* **Task to carry out**
Retype every entry word for word.

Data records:
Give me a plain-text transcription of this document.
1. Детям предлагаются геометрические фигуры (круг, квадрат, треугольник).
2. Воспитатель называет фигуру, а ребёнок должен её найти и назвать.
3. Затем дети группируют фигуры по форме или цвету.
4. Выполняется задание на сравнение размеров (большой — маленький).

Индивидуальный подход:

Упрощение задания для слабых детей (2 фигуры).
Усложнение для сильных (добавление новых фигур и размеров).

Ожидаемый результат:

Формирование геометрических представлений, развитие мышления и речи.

* **Response**
Give me a plain-text transcription of this document.
1. Детям предлагаются геометрические фигуры (круг, квадрат, треугольник).
2. Воспитатель называет фигуру, а ребёнок должен её найти и назвать.
3. Затем дети группируют фигуры по форме или цвету.
4. Выполняется задание на сравнение размеров (большой — маленький).

Индивидуальный подход:

Упрощение задания для слабых детей (2 фигуры).
Усложнение для сильных (добавление новых фигур и размеров).

Ожидаемый результат:

Формирование геометрических представлений, развитие мышления и речи.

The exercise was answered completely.